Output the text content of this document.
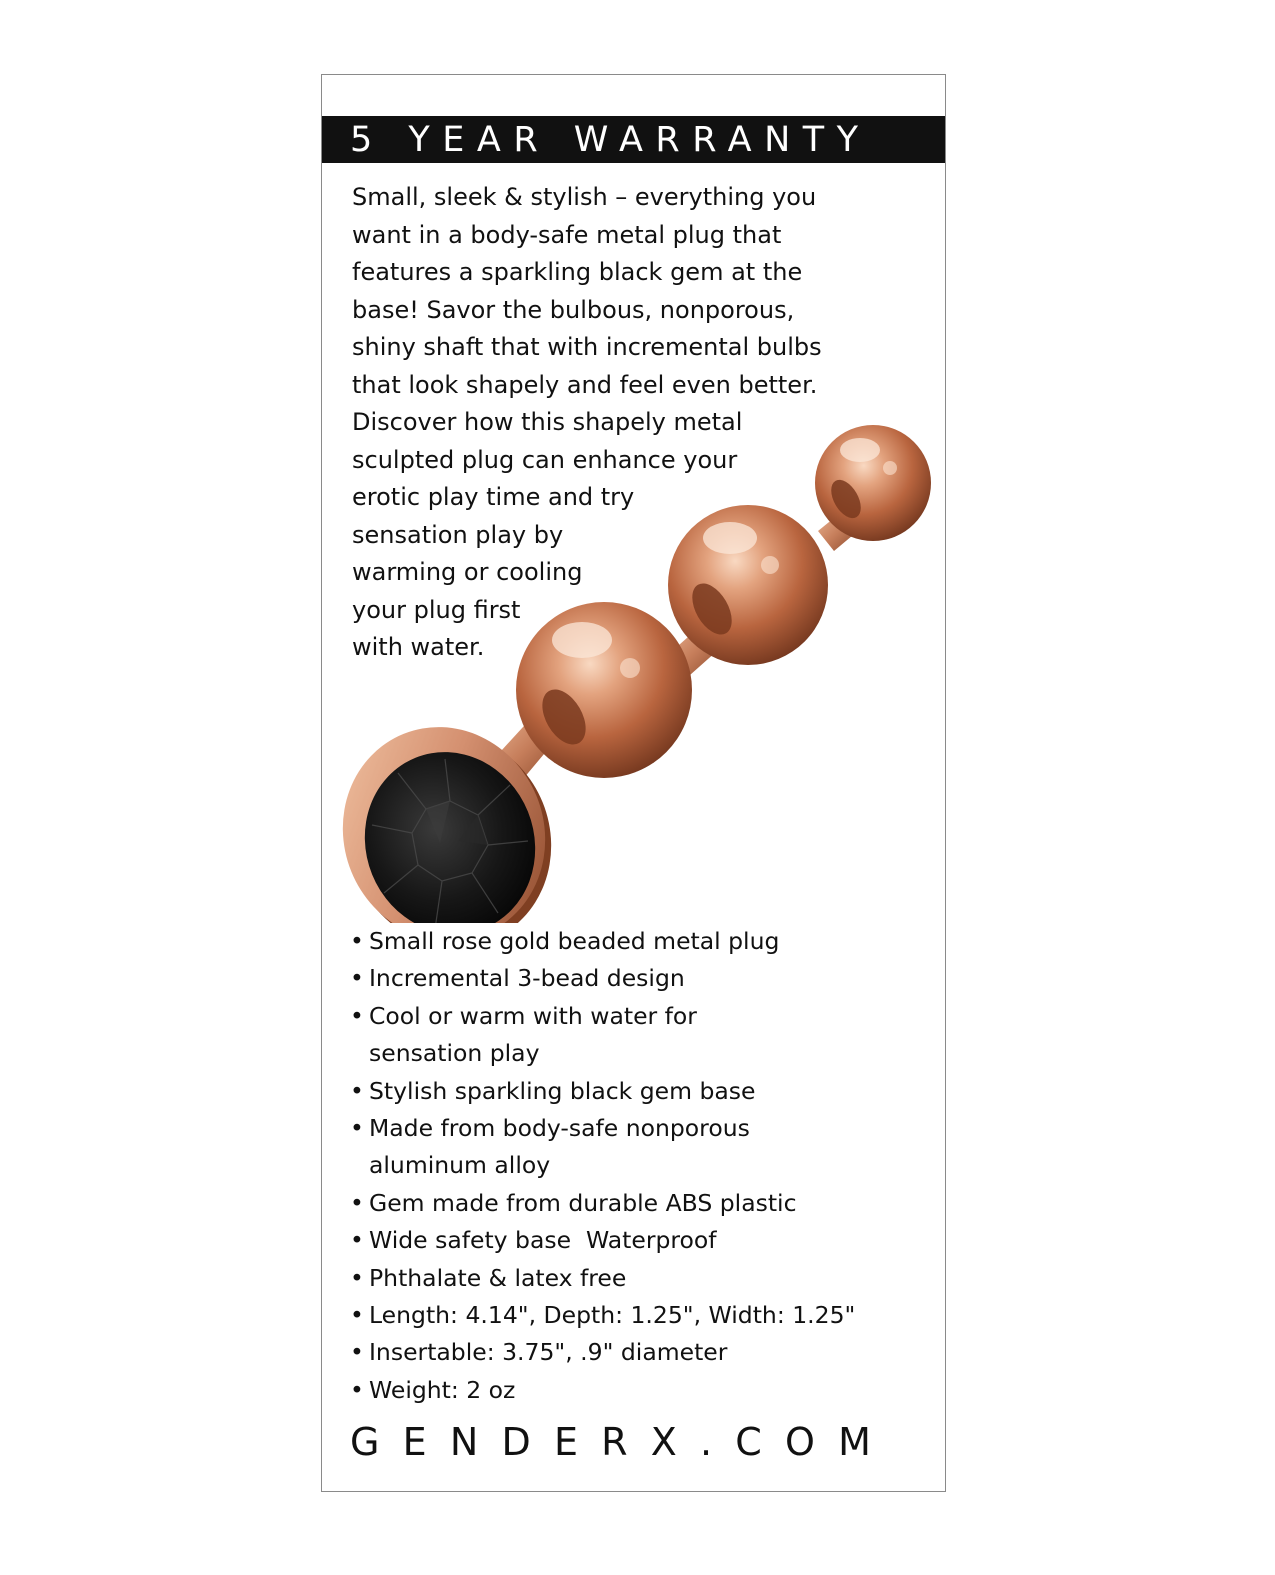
5 YEAR WARRANTY

Small, sleek & stylish – everything you
want in a body-safe metal plug that
features a sparkling black gem at the
base! Savor the bulbous, nonporous,
shiny shaft that with incremental bulbs
that look shapely and feel even better.
Discover how this shapely metal
sculpted plug can enhance your
erotic play time and try
sensation play by
warming or cooling
your plug first
with water.

• Small rose gold beaded metal plug
• Incremental 3-bead design
• Cool or warm with water for
sensation play
• Stylish sparkling black gem base
• Made from body-safe nonporous
aluminum alloy
• Gem made from durable ABS plastic
• Wide safety base  Waterproof
• Phthalate & latex free
• Length: 4.14", Depth: 1.25", Width: 1.25"
• Insertable: 3.75", .9" diameter
• Weight: 2 oz
GENDERX.COM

━━━━━━━━━━━━━━━━━━━━

All of the material above needs to be restated exactly, with no pictures.

Output the text content of this document.
5 YEAR WARRANTY

Small, sleek & stylish – everything you
want in a body-safe metal plug that
features a sparkling black gem at the
base! Savor the bulbous, nonporous,
shiny shaft that with incremental bulbs
that look shapely and feel even better.
Discover how this shapely metal
sculpted plug can enhance your
erotic play time and try
sensation play by
warming or cooling
your plug first
with water.

• Small rose gold beaded metal plug
• Incremental 3-bead design
• Cool or warm with water for
sensation play
• Stylish sparkling black gem base
• Made from body-safe nonporous
aluminum alloy
• Gem made from durable ABS plastic
• Wide safety base  Waterproof
• Phthalate & latex free
• Length: 4.14", Depth: 1.25", Width: 1.25"
• Insertable: 3.75", .9" diameter
• Weight: 2 oz
GENDERX.COM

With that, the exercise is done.